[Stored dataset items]
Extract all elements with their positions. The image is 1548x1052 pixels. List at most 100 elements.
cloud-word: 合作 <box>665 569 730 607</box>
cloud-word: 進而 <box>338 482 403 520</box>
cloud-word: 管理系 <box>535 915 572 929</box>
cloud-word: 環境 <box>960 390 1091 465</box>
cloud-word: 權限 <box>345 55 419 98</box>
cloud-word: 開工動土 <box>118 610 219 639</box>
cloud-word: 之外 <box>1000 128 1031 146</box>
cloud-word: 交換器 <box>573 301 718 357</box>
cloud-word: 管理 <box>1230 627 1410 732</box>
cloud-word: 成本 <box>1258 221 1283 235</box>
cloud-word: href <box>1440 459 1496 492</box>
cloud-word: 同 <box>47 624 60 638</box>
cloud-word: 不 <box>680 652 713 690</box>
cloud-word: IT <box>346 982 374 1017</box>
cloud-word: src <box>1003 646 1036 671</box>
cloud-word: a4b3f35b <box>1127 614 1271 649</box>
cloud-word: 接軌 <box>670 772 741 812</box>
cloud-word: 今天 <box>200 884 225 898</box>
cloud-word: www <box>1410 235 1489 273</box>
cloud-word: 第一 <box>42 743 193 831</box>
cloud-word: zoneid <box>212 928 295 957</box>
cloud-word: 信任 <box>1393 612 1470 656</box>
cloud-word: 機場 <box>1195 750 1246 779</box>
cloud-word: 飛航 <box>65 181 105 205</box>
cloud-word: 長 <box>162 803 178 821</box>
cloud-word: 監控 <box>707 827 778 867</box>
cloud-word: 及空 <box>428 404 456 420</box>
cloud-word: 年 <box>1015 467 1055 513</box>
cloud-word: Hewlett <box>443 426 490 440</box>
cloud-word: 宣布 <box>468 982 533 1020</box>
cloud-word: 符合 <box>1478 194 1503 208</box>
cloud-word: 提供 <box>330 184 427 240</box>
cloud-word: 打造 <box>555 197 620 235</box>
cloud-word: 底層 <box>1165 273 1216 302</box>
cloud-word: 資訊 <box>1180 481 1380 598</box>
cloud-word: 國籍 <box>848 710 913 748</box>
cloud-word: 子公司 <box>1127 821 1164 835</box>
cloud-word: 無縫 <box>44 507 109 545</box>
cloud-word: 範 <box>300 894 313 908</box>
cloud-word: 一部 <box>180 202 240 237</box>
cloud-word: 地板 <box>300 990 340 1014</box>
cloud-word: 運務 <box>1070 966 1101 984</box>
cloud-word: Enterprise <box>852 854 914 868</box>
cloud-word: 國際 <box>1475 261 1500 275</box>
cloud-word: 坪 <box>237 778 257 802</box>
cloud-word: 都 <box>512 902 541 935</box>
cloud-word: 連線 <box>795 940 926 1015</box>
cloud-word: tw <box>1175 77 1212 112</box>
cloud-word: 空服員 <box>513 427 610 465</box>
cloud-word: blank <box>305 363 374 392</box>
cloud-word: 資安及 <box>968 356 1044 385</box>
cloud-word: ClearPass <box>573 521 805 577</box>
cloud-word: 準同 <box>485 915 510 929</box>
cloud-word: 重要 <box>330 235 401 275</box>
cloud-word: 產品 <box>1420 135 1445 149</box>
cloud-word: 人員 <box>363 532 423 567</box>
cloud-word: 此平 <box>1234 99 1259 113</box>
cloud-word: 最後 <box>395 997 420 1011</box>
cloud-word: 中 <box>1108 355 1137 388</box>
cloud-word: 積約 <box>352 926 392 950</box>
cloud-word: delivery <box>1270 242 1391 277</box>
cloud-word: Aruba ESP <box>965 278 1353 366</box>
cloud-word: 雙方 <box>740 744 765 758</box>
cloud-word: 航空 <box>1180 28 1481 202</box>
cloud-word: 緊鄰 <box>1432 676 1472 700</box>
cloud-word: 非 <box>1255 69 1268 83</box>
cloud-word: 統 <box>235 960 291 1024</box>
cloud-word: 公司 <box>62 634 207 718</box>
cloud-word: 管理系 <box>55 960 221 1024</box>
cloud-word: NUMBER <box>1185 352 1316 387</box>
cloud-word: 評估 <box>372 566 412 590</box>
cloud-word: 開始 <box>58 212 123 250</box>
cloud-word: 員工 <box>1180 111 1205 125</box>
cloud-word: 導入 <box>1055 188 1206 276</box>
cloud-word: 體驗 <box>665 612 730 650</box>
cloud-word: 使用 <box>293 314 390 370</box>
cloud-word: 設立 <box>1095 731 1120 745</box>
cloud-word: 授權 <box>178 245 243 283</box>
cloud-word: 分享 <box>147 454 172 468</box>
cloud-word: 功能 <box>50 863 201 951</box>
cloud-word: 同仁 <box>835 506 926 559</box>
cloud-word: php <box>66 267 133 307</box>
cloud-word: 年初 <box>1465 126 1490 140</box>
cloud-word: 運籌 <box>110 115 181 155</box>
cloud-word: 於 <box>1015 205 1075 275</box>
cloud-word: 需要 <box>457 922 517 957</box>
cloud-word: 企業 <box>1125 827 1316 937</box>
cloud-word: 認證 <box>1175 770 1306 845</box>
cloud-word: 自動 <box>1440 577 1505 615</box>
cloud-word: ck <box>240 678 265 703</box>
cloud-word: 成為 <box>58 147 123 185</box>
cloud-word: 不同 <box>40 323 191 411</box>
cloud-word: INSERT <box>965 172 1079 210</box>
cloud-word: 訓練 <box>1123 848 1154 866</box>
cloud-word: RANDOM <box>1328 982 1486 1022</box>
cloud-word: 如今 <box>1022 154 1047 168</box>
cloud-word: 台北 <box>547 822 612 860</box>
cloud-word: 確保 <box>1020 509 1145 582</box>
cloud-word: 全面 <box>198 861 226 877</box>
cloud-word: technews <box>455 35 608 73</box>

| What the exercise asks |
Reproduce the material verbatim, starting at its first line and stopping after the line that contains "cloud-word: 第一 <box>42 743 193 831</box>".

| Task answer |
Extract all elements with their positions. The image is 1548x1052 pixels. List at most 100 elements.
cloud-word: 合作 <box>665 569 730 607</box>
cloud-word: 進而 <box>338 482 403 520</box>
cloud-word: 管理系 <box>535 915 572 929</box>
cloud-word: 環境 <box>960 390 1091 465</box>
cloud-word: 權限 <box>345 55 419 98</box>
cloud-word: 開工動土 <box>118 610 219 639</box>
cloud-word: 之外 <box>1000 128 1031 146</box>
cloud-word: 交換器 <box>573 301 718 357</box>
cloud-word: 管理 <box>1230 627 1410 732</box>
cloud-word: 成本 <box>1258 221 1283 235</box>
cloud-word: href <box>1440 459 1496 492</box>
cloud-word: 同 <box>47 624 60 638</box>
cloud-word: 不 <box>680 652 713 690</box>
cloud-word: IT <box>346 982 374 1017</box>
cloud-word: src <box>1003 646 1036 671</box>
cloud-word: a4b3f35b <box>1127 614 1271 649</box>
cloud-word: 接軌 <box>670 772 741 812</box>
cloud-word: 今天 <box>200 884 225 898</box>
cloud-word: www <box>1410 235 1489 273</box>
cloud-word: 第一 <box>42 743 193 831</box>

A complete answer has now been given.